> _Stated problem_:
Using the entries that follow, collect the lines where the word "Table" appears.

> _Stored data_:
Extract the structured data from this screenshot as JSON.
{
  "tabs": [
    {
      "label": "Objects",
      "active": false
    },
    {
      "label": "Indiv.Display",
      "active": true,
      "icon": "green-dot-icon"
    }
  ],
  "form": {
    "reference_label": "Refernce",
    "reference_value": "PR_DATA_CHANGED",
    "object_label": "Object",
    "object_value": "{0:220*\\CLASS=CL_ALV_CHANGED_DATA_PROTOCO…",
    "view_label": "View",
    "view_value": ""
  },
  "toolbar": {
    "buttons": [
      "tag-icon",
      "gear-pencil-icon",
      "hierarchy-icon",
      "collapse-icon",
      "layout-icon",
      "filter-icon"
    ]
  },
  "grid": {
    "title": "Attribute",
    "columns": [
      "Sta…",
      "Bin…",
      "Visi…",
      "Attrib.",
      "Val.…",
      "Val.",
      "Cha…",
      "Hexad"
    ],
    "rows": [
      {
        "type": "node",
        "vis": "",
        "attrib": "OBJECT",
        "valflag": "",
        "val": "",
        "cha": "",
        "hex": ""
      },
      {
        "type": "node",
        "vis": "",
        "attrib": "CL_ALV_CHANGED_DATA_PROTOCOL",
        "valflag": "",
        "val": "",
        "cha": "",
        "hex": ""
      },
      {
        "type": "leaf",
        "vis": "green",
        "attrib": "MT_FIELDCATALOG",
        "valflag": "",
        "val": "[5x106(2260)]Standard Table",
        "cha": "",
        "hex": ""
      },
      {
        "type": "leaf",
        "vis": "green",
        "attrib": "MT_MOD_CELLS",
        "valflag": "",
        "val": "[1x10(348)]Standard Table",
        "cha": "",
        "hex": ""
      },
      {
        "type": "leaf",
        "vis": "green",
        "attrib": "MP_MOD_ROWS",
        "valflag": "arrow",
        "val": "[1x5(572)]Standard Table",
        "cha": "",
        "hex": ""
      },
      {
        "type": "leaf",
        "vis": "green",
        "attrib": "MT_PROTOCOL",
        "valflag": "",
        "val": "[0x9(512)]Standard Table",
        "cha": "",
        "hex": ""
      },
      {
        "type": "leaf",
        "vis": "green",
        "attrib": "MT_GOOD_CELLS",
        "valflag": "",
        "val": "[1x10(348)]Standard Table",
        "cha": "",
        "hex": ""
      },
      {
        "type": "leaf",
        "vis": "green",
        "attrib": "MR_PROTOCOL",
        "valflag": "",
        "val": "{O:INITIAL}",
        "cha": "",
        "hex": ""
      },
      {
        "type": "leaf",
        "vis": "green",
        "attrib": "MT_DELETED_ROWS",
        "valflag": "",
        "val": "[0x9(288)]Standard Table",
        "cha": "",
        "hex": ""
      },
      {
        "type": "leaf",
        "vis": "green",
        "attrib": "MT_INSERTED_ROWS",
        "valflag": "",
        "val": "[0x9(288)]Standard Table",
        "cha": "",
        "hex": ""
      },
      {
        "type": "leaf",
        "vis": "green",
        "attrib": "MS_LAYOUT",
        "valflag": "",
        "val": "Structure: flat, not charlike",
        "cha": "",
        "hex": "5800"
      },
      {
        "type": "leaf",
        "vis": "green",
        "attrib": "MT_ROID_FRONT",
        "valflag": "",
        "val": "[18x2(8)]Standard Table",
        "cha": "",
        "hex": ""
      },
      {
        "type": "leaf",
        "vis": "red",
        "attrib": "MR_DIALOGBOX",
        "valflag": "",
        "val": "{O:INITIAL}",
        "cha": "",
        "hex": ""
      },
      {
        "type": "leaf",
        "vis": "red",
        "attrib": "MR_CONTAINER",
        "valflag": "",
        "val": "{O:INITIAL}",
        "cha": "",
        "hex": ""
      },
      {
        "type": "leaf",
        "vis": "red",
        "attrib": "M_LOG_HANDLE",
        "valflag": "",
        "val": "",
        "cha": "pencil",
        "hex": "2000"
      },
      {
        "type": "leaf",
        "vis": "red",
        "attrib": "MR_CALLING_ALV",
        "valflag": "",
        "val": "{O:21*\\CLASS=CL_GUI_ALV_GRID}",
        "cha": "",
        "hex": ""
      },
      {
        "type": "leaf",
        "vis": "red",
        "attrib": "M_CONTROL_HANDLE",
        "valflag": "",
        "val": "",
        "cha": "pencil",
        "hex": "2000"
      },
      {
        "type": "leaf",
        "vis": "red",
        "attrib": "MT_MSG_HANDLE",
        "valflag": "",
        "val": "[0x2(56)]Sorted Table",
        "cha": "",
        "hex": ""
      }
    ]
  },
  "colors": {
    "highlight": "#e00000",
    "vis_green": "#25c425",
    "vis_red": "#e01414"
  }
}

> _The completed task_:
        "val": "[5x106(2260)]Standard Table",
        "val": "[1x10(348)]Standard Table",
        "val": "[1x5(572)]Standard Table",
        "val": "[0x9(512)]Standard Table",
        "val": "[1x10(348)]Standard Table",
        "val": "[0x9(288)]Standard Table",
        "val": "[0x9(288)]Standard Table",
        "val": "[18x2(8)]Standard Table",
        "val": "[0x2(56)]Sorted Table",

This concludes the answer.